(Data entries)
"""

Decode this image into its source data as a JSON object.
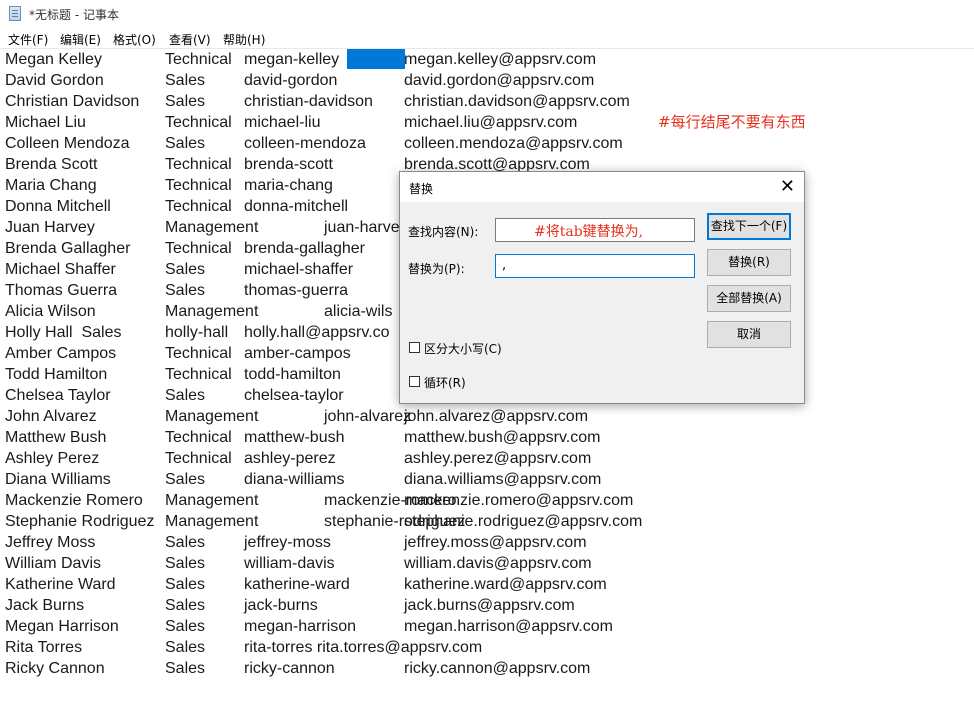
{
  "window": {
    "title": "*无标题 - 记事本"
  },
  "menu": [
    "文件(F)",
    "编辑(E)",
    "格式(O)",
    "查看(V)",
    "帮助(H)"
  ],
  "rows": [
    [
      "Megan Kelley",
      "Technical",
      "megan-kelley",
      "",
      "megan.kelley@appsrv.com"
    ],
    [
      "David Gordon",
      "Sales",
      "david-gordon",
      "",
      "david.gordon@appsrv.com"
    ],
    [
      "Christian Davidson",
      "Sales",
      "christian-davidson",
      "",
      "christian.davidson@appsrv.com"
    ],
    [
      "Michael Liu",
      "Technical",
      "michael-liu",
      "",
      "michael.liu@appsrv.com"
    ],
    [
      "Colleen Mendoza",
      "Sales",
      "colleen-mendoza",
      "",
      "colleen.mendoza@appsrv.com"
    ],
    [
      "Brenda Scott",
      "Technical",
      "brenda-scott",
      "",
      "brenda.scott@appsrv.com"
    ],
    [
      "Maria Chang",
      "Technical",
      "maria-chang",
      "",
      ""
    ],
    [
      "Donna Mitchell",
      "Technical",
      "donna-mitchell",
      "",
      ""
    ],
    [
      "Juan Harvey",
      "Management",
      "",
      "juan-harve",
      ""
    ],
    [
      "Brenda Gallagher",
      "Technical",
      "brenda-gallagher",
      "",
      ""
    ],
    [
      "Michael Shaffer",
      "Sales",
      "michael-shaffer",
      "",
      ""
    ],
    [
      "Thomas Guerra",
      "Sales",
      "thomas-guerra",
      "",
      ""
    ],
    [
      "Alicia Wilson",
      "Management",
      "",
      "alicia-wils",
      ""
    ],
    [
      "Holly Hall  Sales",
      "holly-hall",
      "holly.hall@appsrv.co",
      "",
      ""
    ],
    [
      "Amber Campos",
      "Technical",
      "amber-campos",
      "",
      ""
    ],
    [
      "Todd Hamilton",
      "Technical",
      "todd-hamilton",
      "",
      ""
    ],
    [
      "Chelsea Taylor",
      "Sales",
      "chelsea-taylor",
      "",
      ""
    ],
    [
      "John Alvarez",
      "Management",
      "",
      "john-alvarez",
      "john.alvarez@appsrv.com"
    ],
    [
      "Matthew Bush",
      "Technical",
      "matthew-bush",
      "",
      "matthew.bush@appsrv.com"
    ],
    [
      "Ashley Perez",
      "Technical",
      "ashley-perez",
      "",
      "ashley.perez@appsrv.com"
    ],
    [
      "Diana Williams",
      "Sales",
      "diana-williams",
      "",
      "diana.williams@appsrv.com"
    ],
    [
      "Mackenzie Romero",
      "Management",
      "",
      "mackenzie-romero",
      "mackenzie.romero@appsrv.com"
    ],
    [
      "Stephanie Rodriguez",
      "Management",
      "",
      "stephanie-rodriguez",
      "stephanie.rodriguez@appsrv.com"
    ],
    [
      "Jeffrey Moss",
      "Sales",
      "jeffrey-moss",
      "",
      "jeffrey.moss@appsrv.com"
    ],
    [
      "William Davis",
      "Sales",
      "william-davis",
      "",
      "william.davis@appsrv.com"
    ],
    [
      "Katherine Ward",
      "Sales",
      "katherine-ward",
      "",
      "katherine.ward@appsrv.com"
    ],
    [
      "Jack Burns",
      "Sales",
      "jack-burns",
      "",
      "jack.burns@appsrv.com"
    ],
    [
      "Megan Harrison",
      "Sales",
      "megan-harrison",
      "",
      "megan.harrison@appsrv.com"
    ],
    [
      "Rita Torres",
      "Sales",
      "rita-torres rita.torres@appsrv.com",
      "",
      ""
    ],
    [
      "Ricky Cannon",
      "Sales",
      "ricky-cannon",
      "",
      "ricky.cannon@appsrv.com"
    ]
  ],
  "comment": "#每行结尾不要有东西",
  "dialog": {
    "title": "替换",
    "close": "✕",
    "find_label": "查找内容(N):",
    "find_value": "#将tab键替换为,",
    "replace_label": "替换为(P):",
    "replace_value": ",",
    "find_next": "查找下一个(F)",
    "replace": "替换(R)",
    "replace_all": "全部替换(A)",
    "cancel": "取消",
    "match_case": "区分大小写(C)",
    "wrap": "循环(R)"
  }
}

"""

**THE TASK:** Retype every entry verbatim and exclude the pictures from the copy.

**TASK SOLUTION:**
Decode this image into its source data as a JSON object.
{
  "window": {
    "title": "*无标题 - 记事本"
  },
  "menu": [
    "文件(F)",
    "编辑(E)",
    "格式(O)",
    "查看(V)",
    "帮助(H)"
  ],
  "rows": [
    [
      "Megan Kelley",
      "Technical",
      "megan-kelley",
      "",
      "megan.kelley@appsrv.com"
    ],
    [
      "David Gordon",
      "Sales",
      "david-gordon",
      "",
      "david.gordon@appsrv.com"
    ],
    [
      "Christian Davidson",
      "Sales",
      "christian-davidson",
      "",
      "christian.davidson@appsrv.com"
    ],
    [
      "Michael Liu",
      "Technical",
      "michael-liu",
      "",
      "michael.liu@appsrv.com"
    ],
    [
      "Colleen Mendoza",
      "Sales",
      "colleen-mendoza",
      "",
      "colleen.mendoza@appsrv.com"
    ],
    [
      "Brenda Scott",
      "Technical",
      "brenda-scott",
      "",
      "brenda.scott@appsrv.com"
    ],
    [
      "Maria Chang",
      "Technical",
      "maria-chang",
      "",
      ""
    ],
    [
      "Donna Mitchell",
      "Technical",
      "donna-mitchell",
      "",
      ""
    ],
    [
      "Juan Harvey",
      "Management",
      "",
      "juan-harve",
      ""
    ],
    [
      "Brenda Gallagher",
      "Technical",
      "brenda-gallagher",
      "",
      ""
    ],
    [
      "Michael Shaffer",
      "Sales",
      "michael-shaffer",
      "",
      ""
    ],
    [
      "Thomas Guerra",
      "Sales",
      "thomas-guerra",
      "",
      ""
    ],
    [
      "Alicia Wilson",
      "Management",
      "",
      "alicia-wils",
      ""
    ],
    [
      "Holly Hall  Sales",
      "holly-hall",
      "holly.hall@appsrv.co",
      "",
      ""
    ],
    [
      "Amber Campos",
      "Technical",
      "amber-campos",
      "",
      ""
    ],
    [
      "Todd Hamilton",
      "Technical",
      "todd-hamilton",
      "",
      ""
    ],
    [
      "Chelsea Taylor",
      "Sales",
      "chelsea-taylor",
      "",
      ""
    ],
    [
      "John Alvarez",
      "Management",
      "",
      "john-alvarez",
      "john.alvarez@appsrv.com"
    ],
    [
      "Matthew Bush",
      "Technical",
      "matthew-bush",
      "",
      "matthew.bush@appsrv.com"
    ],
    [
      "Ashley Perez",
      "Technical",
      "ashley-perez",
      "",
      "ashley.perez@appsrv.com"
    ],
    [
      "Diana Williams",
      "Sales",
      "diana-williams",
      "",
      "diana.williams@appsrv.com"
    ],
    [
      "Mackenzie Romero",
      "Management",
      "",
      "mackenzie-romero",
      "mackenzie.romero@appsrv.com"
    ],
    [
      "Stephanie Rodriguez",
      "Management",
      "",
      "stephanie-rodriguez",
      "stephanie.rodriguez@appsrv.com"
    ],
    [
      "Jeffrey Moss",
      "Sales",
      "jeffrey-moss",
      "",
      "jeffrey.moss@appsrv.com"
    ],
    [
      "William Davis",
      "Sales",
      "william-davis",
      "",
      "william.davis@appsrv.com"
    ],
    [
      "Katherine Ward",
      "Sales",
      "katherine-ward",
      "",
      "katherine.ward@appsrv.com"
    ],
    [
      "Jack Burns",
      "Sales",
      "jack-burns",
      "",
      "jack.burns@appsrv.com"
    ],
    [
      "Megan Harrison",
      "Sales",
      "megan-harrison",
      "",
      "megan.harrison@appsrv.com"
    ],
    [
      "Rita Torres",
      "Sales",
      "rita-torres rita.torres@appsrv.com",
      "",
      ""
    ],
    [
      "Ricky Cannon",
      "Sales",
      "ricky-cannon",
      "",
      "ricky.cannon@appsrv.com"
    ]
  ],
  "comment": "#每行结尾不要有东西",
  "dialog": {
    "title": "替换",
    "close": "✕",
    "find_label": "查找内容(N):",
    "find_value": "#将tab键替换为,",
    "replace_label": "替换为(P):",
    "replace_value": ",",
    "find_next": "查找下一个(F)",
    "replace": "替换(R)",
    "replace_all": "全部替换(A)",
    "cancel": "取消",
    "match_case": "区分大小写(C)",
    "wrap": "循环(R)"
  }
}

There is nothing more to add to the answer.